PROVIDED PASSAGE:
Segment Open

Her parents first realized that something was wrong with her when they took their 8-month-old to the eye doctor to treat her irritated eye.

“When they put the dye in her eye, everyone kind of gasped.

“She had a big corneal abrasion across her eye. They were just astonished that she wasn’t in pain,” he said.

The doctor’s visit led to the diagnosis of CIPA, which affects only about 100 people worldwide.

“It was scary because, you know, there weren’t very many good outcomes that were involved with this condition,” her mother Tara said.

“I mean, you know, people passing away from appendicitis because they didn’t have the warning signs – and bone infections.”

Blocker’s toddler years had been the most difficult for her parents.

She would injure herself, “biting, burning her hands, different things,” John said.

“Tara actually would wrap her hands up with athletic tape. She’d be our little boxer,” he said.

The family has photographs documenting the injuries that Blocker sustained as a toddler.

Her father said sending his daughter out the door every day, not knowing what would happen, had been “rough.”

University of Florida researchers have been testing Blocker since 2004.

A few years ago, they pinpointed the gene that affected the strength of pain signals sent to the brain.

The findings might offer new treatments for people with chronic pain but are not likely to help with her condition.

Segment Closed

INFORMATION GIVEN:
Segment Open

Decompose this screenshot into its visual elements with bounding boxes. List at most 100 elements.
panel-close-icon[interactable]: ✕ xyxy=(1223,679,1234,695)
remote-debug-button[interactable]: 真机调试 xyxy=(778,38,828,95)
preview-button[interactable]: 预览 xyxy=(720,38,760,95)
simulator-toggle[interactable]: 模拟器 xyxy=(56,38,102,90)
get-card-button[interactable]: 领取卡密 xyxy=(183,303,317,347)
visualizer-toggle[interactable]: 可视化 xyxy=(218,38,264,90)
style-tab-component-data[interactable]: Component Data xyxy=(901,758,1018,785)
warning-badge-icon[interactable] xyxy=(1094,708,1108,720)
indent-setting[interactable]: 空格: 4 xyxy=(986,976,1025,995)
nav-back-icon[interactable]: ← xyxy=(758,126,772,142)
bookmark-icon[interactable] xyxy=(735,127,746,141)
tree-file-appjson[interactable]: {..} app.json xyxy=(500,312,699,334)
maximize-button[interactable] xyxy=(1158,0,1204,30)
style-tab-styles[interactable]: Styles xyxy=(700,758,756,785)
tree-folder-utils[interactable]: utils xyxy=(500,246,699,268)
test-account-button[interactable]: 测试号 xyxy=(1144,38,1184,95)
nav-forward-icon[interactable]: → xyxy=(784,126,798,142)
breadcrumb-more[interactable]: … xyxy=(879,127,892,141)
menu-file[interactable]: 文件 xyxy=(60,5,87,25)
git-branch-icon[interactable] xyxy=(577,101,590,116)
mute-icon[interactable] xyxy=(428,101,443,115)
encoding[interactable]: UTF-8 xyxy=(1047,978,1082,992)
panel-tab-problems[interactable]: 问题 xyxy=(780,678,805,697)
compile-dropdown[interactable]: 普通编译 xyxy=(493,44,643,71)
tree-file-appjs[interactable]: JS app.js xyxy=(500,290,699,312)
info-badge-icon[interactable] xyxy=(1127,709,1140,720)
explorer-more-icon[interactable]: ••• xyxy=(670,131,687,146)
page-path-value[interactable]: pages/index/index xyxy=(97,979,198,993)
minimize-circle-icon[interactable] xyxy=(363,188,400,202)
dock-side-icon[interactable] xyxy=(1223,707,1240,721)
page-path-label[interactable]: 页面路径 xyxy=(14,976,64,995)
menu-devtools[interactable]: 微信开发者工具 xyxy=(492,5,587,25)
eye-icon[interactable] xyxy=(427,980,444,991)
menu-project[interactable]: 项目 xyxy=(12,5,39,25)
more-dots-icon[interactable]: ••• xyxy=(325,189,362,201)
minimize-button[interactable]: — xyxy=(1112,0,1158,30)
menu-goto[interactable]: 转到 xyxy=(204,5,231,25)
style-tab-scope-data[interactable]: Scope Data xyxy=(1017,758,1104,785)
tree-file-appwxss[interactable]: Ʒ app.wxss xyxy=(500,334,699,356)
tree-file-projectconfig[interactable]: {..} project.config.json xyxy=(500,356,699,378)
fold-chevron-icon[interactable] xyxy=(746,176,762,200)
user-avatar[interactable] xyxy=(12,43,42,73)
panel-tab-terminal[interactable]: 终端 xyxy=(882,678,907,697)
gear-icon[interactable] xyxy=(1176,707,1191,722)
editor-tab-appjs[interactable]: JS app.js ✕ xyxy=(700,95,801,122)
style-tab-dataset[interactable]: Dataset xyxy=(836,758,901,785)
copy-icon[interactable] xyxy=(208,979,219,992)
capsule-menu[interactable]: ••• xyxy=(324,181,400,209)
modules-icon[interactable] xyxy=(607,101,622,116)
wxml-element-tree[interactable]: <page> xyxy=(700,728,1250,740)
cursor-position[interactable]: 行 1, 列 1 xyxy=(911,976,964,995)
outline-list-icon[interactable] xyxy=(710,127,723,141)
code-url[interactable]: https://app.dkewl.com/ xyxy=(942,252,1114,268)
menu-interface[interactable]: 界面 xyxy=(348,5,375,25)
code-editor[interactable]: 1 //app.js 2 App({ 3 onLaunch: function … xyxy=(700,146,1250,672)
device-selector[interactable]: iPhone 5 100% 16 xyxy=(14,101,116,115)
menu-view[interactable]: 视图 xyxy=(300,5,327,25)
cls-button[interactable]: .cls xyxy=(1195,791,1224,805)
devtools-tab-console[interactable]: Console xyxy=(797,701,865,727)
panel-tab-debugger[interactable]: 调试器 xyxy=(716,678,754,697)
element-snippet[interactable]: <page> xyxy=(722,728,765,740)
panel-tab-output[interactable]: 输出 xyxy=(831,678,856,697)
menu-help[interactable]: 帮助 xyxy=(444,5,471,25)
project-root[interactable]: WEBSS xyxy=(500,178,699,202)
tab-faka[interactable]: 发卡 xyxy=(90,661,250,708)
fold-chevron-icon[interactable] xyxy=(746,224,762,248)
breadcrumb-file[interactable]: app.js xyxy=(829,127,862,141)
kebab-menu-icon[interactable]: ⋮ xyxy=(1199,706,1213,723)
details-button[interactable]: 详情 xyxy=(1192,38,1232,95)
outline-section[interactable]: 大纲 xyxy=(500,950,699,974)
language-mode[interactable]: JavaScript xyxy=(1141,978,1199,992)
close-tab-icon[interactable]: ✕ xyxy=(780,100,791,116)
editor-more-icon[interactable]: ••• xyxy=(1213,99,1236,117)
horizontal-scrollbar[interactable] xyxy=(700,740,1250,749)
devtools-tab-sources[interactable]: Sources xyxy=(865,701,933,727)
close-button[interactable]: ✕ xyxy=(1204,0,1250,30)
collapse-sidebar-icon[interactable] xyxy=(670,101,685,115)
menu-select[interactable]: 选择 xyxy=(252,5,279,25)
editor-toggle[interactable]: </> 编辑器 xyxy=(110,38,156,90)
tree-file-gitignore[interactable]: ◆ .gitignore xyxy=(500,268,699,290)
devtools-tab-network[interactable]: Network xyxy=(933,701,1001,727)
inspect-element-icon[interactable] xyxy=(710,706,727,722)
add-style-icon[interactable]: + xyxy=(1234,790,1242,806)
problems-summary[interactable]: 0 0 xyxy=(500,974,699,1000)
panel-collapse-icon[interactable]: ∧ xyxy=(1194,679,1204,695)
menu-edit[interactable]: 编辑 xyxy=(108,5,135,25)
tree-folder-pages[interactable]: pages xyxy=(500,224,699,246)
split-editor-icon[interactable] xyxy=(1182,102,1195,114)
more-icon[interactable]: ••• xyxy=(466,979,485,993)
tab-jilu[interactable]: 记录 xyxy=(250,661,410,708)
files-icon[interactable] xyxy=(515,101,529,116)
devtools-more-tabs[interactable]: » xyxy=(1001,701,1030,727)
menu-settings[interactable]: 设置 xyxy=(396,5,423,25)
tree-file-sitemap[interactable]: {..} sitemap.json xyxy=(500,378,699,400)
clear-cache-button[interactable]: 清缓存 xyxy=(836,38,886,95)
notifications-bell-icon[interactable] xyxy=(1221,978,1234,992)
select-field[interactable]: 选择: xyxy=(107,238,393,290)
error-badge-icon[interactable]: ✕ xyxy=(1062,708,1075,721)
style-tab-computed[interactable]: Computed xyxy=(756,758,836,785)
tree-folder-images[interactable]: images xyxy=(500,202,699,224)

Segment Closed

Reproduce the CIPA passage word for word, from "Her father said" to "with her condition.".

Her father said sending his daughter out the door every day, not knowing what would happen, had been “rough.”

University of Florida researchers have been testing Blocker since 2004.

A few years ago, they pinpointed the gene that affected the strength of pain signals sent to the brain.

The findings might offer new treatments for people with chronic pain but are not likely to help with her condition.